===== Data for this task =====

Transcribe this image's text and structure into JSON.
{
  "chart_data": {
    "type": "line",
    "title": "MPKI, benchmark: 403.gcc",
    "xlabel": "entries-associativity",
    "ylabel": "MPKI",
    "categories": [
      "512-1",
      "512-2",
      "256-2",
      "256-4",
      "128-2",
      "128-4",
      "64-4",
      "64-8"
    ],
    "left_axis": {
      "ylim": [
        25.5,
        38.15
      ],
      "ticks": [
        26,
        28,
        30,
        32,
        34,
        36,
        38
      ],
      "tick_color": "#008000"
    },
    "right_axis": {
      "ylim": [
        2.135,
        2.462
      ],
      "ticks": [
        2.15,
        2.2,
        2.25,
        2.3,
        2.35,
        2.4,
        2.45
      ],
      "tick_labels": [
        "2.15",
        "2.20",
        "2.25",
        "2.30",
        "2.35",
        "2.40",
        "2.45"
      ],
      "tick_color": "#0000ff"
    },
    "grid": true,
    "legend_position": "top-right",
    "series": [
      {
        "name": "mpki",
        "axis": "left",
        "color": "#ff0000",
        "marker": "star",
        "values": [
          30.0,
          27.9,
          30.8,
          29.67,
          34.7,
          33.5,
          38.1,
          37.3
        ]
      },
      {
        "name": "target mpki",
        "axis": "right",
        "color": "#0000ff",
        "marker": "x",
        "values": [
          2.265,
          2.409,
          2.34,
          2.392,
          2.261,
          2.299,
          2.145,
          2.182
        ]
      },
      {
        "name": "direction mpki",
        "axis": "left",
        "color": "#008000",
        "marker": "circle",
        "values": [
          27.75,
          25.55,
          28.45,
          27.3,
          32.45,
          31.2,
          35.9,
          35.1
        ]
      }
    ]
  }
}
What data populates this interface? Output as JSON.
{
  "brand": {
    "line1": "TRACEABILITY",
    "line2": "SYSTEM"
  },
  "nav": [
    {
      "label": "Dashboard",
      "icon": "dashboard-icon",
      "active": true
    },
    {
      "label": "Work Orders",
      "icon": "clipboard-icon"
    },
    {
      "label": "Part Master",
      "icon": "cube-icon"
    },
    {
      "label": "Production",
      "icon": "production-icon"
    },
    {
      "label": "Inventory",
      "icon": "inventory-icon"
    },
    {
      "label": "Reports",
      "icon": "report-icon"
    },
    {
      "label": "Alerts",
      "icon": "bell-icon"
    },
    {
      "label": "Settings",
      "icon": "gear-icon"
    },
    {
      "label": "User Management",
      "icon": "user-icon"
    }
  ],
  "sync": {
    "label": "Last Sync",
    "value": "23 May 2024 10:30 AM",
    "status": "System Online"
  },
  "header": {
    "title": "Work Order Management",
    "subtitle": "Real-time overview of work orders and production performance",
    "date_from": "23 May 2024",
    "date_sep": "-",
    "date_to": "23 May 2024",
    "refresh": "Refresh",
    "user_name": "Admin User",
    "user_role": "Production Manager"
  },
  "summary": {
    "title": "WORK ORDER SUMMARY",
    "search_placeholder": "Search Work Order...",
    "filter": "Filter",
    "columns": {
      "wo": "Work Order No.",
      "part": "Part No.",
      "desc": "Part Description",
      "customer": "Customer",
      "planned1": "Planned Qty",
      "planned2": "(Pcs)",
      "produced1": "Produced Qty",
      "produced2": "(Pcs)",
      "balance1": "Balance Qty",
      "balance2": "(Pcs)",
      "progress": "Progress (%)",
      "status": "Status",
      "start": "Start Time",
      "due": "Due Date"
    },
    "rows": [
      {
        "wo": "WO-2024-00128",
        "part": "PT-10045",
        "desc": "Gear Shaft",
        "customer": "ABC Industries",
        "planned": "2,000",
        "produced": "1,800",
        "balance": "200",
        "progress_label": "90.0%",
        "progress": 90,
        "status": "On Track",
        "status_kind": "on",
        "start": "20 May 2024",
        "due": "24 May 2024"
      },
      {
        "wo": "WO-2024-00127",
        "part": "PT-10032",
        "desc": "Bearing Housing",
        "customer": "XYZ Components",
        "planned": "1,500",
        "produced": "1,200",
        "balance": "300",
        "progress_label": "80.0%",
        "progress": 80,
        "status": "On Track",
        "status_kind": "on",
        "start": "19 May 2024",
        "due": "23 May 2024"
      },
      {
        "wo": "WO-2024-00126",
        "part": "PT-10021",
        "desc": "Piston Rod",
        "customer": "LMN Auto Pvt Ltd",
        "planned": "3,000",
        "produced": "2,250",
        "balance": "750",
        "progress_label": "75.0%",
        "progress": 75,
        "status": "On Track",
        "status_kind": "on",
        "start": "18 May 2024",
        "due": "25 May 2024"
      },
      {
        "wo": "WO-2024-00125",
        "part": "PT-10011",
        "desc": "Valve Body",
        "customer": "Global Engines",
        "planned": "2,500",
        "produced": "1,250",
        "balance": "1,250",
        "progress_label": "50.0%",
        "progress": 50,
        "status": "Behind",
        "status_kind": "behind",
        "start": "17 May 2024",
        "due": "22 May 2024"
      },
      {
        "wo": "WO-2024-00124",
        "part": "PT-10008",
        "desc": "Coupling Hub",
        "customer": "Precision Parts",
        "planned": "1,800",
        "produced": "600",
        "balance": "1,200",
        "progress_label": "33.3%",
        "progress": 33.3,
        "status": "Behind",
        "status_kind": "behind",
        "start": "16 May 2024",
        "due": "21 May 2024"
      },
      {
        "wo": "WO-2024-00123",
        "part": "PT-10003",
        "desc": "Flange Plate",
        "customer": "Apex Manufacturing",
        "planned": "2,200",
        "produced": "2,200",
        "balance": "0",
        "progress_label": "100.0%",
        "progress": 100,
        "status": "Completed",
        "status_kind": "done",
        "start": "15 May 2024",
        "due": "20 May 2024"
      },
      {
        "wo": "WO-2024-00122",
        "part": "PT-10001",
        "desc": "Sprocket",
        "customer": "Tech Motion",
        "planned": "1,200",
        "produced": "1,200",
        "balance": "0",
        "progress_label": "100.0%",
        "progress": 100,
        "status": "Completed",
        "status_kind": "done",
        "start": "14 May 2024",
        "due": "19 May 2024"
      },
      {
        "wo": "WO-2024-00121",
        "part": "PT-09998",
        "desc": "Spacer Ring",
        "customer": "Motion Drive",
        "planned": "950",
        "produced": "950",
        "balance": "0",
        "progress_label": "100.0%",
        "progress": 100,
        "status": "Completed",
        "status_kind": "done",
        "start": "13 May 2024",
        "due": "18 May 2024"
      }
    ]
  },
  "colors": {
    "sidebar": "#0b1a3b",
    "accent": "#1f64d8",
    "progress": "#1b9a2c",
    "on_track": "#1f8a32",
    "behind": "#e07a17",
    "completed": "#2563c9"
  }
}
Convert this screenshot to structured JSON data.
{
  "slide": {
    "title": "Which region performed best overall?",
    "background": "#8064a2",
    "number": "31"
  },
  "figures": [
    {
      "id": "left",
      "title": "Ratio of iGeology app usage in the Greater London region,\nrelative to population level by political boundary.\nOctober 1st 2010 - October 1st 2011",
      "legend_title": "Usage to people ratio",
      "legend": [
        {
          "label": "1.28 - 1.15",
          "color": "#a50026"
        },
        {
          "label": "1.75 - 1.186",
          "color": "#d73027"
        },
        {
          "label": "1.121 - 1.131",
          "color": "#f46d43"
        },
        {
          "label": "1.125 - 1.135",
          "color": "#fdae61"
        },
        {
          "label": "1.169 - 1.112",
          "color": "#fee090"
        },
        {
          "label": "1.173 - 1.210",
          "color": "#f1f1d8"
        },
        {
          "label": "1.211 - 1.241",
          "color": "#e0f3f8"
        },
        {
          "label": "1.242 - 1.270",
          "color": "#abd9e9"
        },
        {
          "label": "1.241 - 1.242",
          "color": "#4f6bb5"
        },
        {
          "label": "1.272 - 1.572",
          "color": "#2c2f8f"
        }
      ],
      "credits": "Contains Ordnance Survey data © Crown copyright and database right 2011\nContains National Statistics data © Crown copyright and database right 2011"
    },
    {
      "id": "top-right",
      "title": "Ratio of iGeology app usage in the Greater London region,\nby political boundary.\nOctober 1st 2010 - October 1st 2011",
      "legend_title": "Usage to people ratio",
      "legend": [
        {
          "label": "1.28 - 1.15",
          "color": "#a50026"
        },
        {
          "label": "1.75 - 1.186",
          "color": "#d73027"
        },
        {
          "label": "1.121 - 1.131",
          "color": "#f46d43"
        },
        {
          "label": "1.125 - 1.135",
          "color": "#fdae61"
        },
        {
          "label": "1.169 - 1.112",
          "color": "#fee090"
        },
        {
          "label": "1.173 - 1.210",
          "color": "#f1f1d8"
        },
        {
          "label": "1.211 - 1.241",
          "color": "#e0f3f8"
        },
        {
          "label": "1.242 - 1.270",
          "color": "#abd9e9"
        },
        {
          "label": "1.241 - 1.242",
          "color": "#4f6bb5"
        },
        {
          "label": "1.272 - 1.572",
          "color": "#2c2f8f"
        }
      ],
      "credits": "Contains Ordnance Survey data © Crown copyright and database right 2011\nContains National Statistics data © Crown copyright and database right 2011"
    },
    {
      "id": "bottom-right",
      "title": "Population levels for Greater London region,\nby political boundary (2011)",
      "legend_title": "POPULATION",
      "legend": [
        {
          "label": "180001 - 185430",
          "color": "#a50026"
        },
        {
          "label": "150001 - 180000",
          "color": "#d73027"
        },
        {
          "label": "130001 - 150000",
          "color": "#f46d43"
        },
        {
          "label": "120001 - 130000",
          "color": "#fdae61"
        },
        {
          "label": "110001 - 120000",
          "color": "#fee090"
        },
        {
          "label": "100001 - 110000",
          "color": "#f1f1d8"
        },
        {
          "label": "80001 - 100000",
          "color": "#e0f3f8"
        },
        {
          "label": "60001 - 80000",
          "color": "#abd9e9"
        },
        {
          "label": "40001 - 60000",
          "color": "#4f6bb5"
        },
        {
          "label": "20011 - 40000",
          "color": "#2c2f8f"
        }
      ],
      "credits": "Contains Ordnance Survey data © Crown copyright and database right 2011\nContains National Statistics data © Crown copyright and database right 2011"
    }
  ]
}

=====

What you will do => Track down the lines that include the word "nOctober" and copy them.

Solution to this problem =>
      "title": "Ratio of iGeology app usage in the Greater London region,\nrelative to population level by political boundary.\nOctober 1st 2010 - October 1st 2011",
      "title": "Ratio of iGeology app usage in the Greater London region,\nby political boundary.\nOctober 1st 2010 - October 1st 2011",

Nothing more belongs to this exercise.